━━ PROVIDED PASSAGE
Monday, December 7, 2009

Tiger the Narcissist


Weird. I don't know why it took me so long when the s**t hit the fan with the Tiger firestorm to put 2 and 2 together.........he is a total, 100% narcissist. Maybe when I heard something about his mom, about her knowing what was going on..I started to process it differently in my mind and then like a bolt from the blue,
N A R C I S S I S T popped in. Clear as a bell.

He is "special" in his mind. Rules do NOT apply to him (boy do I have experience with that trait with someone I know all too well.) and the list ..

Glibness/superficial charm
Grandiose sense of self-worth
Pathological lying
Cunning/manipulative
Lack of remorse or guilt
Shallow
Callous/lack of empathy
Failure to accept responsibility for own actions

AND incurably unfaithful--sex addiction and narcissism run hand in hand--they are connected!!

Yep these all now sum him up--don't know how I missed it, after all I have been through for 20 years in my own life, my radar should be sharper..

I think it was the sex part that finally got it for me--the "babes" just keep coming out of the woodwork--and unbelievably they all felt special to him. And his wife, I bet on some level, at least in the beginning she had no idea. Classic "look good/trophy wife" total narcissist trait. Looks like the clean cut family man, NOT.

This just reeks so much of narcissism that I can barely breathe. I am amazed he has gotten this far, I guess plenty of enabling going on. I love that he has so been caught. Yes maybe his career and endorsements might go on, maybe..but his wife, she should run in the other direction, FAST. She is way too young to throw her life away with him. He will NEVER change, it is who he is. The kids are young enough, leave now before they are used to the whole scene. He really only cares about himself, he is all that matters. Somewhere back in early childhood his parents created him like this, and there is no going back.

Sunday, December 6, 2009

Failed Recipes


I feel like I am in my only little court room in my head and I really want to leave. Even though I have the email from me to prove my point, there is still, like in a cartoon, a little character who sits on my shoulder and bugs me, although I am getting better these days at knocking it away. I have been conditioned for so long to take some sort of blame for things and people, and the slightest accusation my way, when even sandwiched with something else, well, it is hard for me.
━━━━
━━ LISTED RECORDS
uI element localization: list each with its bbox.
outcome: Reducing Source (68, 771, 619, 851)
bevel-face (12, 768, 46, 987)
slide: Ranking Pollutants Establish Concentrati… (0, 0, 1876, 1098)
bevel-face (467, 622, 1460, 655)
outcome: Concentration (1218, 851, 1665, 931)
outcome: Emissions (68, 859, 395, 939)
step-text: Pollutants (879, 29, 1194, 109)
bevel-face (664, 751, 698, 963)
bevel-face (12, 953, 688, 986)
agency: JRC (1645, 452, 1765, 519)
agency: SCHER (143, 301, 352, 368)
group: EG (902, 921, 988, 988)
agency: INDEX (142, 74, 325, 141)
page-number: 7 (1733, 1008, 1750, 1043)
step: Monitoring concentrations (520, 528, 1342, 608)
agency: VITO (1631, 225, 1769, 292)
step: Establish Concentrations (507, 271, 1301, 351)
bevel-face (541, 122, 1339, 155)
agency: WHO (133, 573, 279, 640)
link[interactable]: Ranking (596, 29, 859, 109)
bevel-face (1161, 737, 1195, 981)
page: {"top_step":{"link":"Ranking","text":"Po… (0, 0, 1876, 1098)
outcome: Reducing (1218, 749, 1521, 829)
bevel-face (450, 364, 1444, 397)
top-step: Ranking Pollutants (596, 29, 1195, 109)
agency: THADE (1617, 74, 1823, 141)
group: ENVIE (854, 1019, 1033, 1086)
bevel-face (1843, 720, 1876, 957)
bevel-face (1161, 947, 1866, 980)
━━━━
■ **THINGS TO DO**:
(A) In the blog entries, how many years does the writer say they have been through in their own life?
(B) Continue the blog entries, picking up the "Failed Recipes" post right after its last sentence.

■ **SOLVED PROBLEMS**:
(A) 20 years.

(B)
Couple that with all the emotions that come up with seeing and talking to "him" be it ever so brief, it still reaches to the very depths of me and throws me off my center so far, I have to catch myself before I start falling. I notice it is not immediate, almost like the survivor instinct kicks in, but later, later, it follows me.

Like a recipe, with so many ingredients needed to get it just right, that is how so much of life is with certain people floating around in it. A little too much here or not enough there, and the recipe, at least for that day or even small moment, does not come out.It is tough to have failed recipes, just sitting there on the table, with no one eager to jump in. I clearly had a recipe that did not come out, parts of it did I suppose, but as a whole, no.

It is a deep winter's day, and I want to be with it. I don't want to fall into the brief moment of yesterday, reminding me all over again what never was.

Wednesday, December 2, 2009

Tiger Woods


Okay this is almost unbelievable. Again, I don't know WHY I am always shocked!! This story, it is just TOO much.

I don't follow sports at all. I can name a handful of famous athletes, and could not tell you any stats about them. I think PRO sports figures are wayyyyy over rated, and wayyyyyyyyy overpaid, it is a sport for God's sake!! They are not curing diseases, or helping starving children, or anything else great. But whatever, they play a sport, and well, and society eats it up, and so do the sponsors! Again, all totally bizarre to me. And to totally go in a different direction, Serena or is it Venus (I really don't remember) has her name and image attached to a Tampax print ad, and I think, "Good God, don't you have like a zillion dollars!! Do you really want your name stuck with a tampon commercial?" Anyhow this is not about that...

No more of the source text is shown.